BRIEF =>
Omit every picture, then give all the entries again exactly.

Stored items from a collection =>
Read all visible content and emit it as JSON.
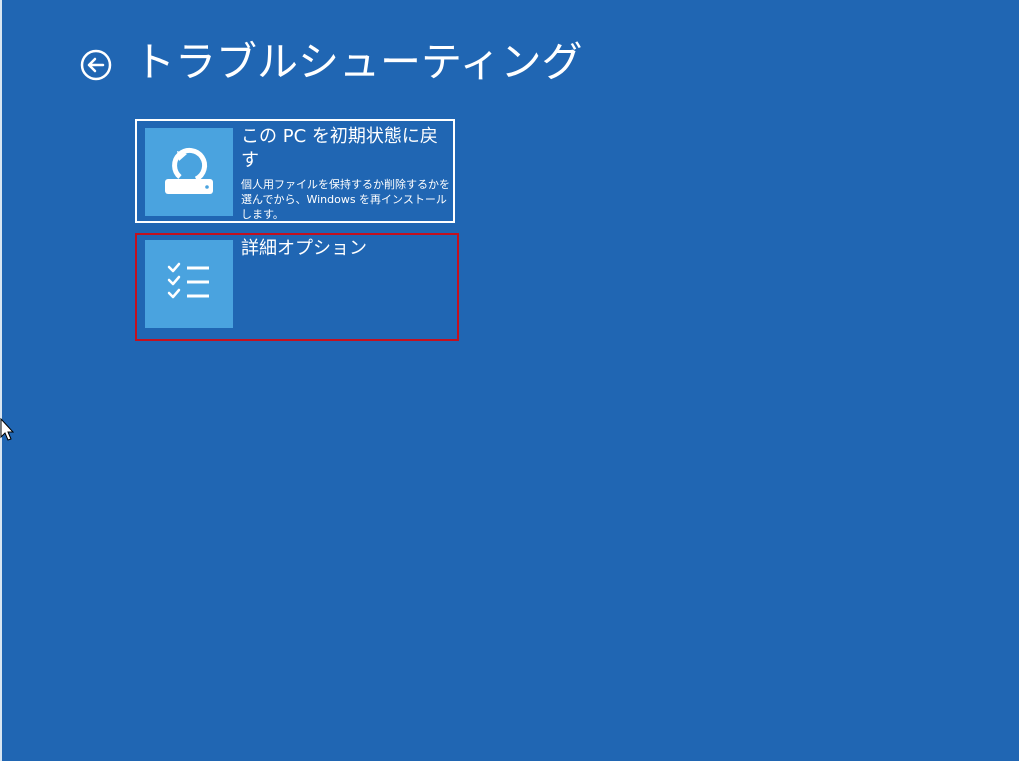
{
  "page": {
    "title": "トラブルシューティング"
  },
  "icons": {
    "back": "back-arrow-circle-icon",
    "reset": "reset-pc-drive-icon",
    "advanced": "checklist-icon",
    "cursor": "mouse-pointer-icon"
  },
  "tiles": [
    {
      "title": "この PC を初期状態に戻す",
      "description": "個人用ファイルを保持するか削除するかを選んでから、Windows を再インストールします。"
    },
    {
      "title": "詳細オプション",
      "description": ""
    }
  ],
  "colors": {
    "background": "#2066b3",
    "tile_icon_bg": "#4aa3df",
    "selection_border": "#c4101e"
  }
}
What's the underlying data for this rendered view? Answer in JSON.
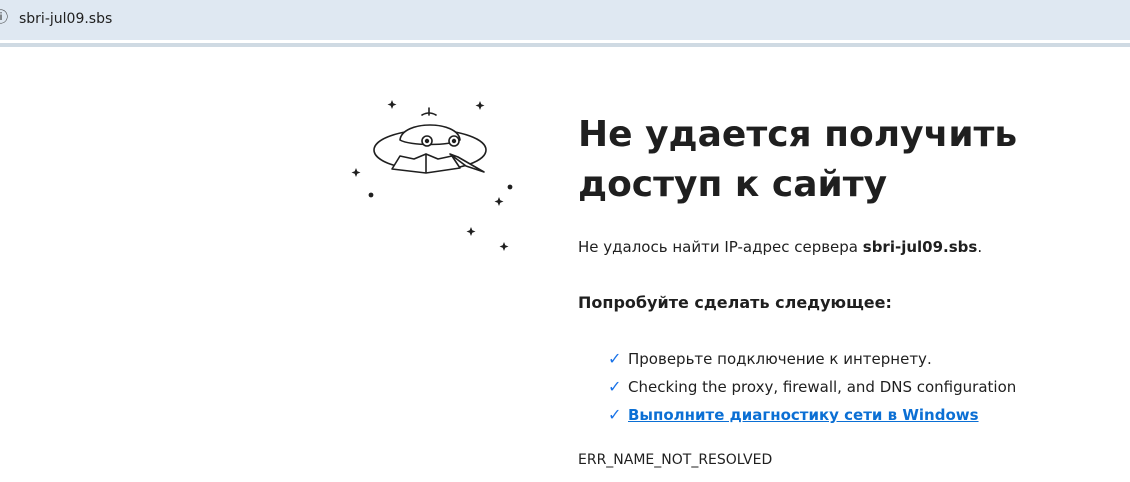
{
  "browser": {
    "url": "sbri-jul09.sbs"
  },
  "error_page": {
    "title_line1": "Не удается получить",
    "title_line2": "доступ к сайту",
    "desc_prefix": "Не удалось найти IP-адрес сервера ",
    "desc_host": "sbri-jul09.sbs",
    "desc_suffix": ".",
    "try_heading": "Попробуйте сделать следующее:",
    "suggestions": [
      "Проверьте подключение к интернету.",
      "Checking the proxy, firewall, and DNS configuration",
      "Выполните диагностику сети в Windows"
    ],
    "error_code": "ERR_NAME_NOT_RESOLVED"
  },
  "icons": {
    "check": "checkmark-icon",
    "illustration": "ufo-icon"
  },
  "colors": {
    "addressbar_bg": "#dfe8f2",
    "check": "#1a73e8",
    "link": "#0b6fd4",
    "text": "#1f1f1f"
  }
}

THE RESULT =>
Read all visible content and emit it as JSON.
{
  "page": {
    "title": "トラブルシューティング"
  },
  "icons": {
    "back": "back-arrow-circle-icon",
    "reset": "reset-pc-drive-icon",
    "advanced": "checklist-icon",
    "cursor": "mouse-pointer-icon"
  },
  "tiles": [
    {
      "title": "この PC を初期状態に戻す",
      "description": "個人用ファイルを保持するか削除するかを選んでから、Windows を再インストールします。"
    },
    {
      "title": "詳細オプション",
      "description": ""
    }
  ],
  "colors": {
    "background": "#2066b3",
    "tile_icon_bg": "#4aa3df",
    "selection_border": "#c4101e"
  }
}
What's the underlying data for this rendered view? Answer in JSON.
{
  "browser": {
    "url": "sbri-jul09.sbs"
  },
  "error_page": {
    "title_line1": "Не удается получить",
    "title_line2": "доступ к сайту",
    "desc_prefix": "Не удалось найти IP-адрес сервера ",
    "desc_host": "sbri-jul09.sbs",
    "desc_suffix": ".",
    "try_heading": "Попробуйте сделать следующее:",
    "suggestions": [
      "Проверьте подключение к интернету.",
      "Checking the proxy, firewall, and DNS configuration",
      "Выполните диагностику сети в Windows"
    ],
    "error_code": "ERR_NAME_NOT_RESOLVED"
  },
  "icons": {
    "check": "checkmark-icon",
    "illustration": "ufo-icon"
  },
  "colors": {
    "addressbar_bg": "#dfe8f2",
    "check": "#1a73e8",
    "link": "#0b6fd4",
    "text": "#1f1f1f"
  }
}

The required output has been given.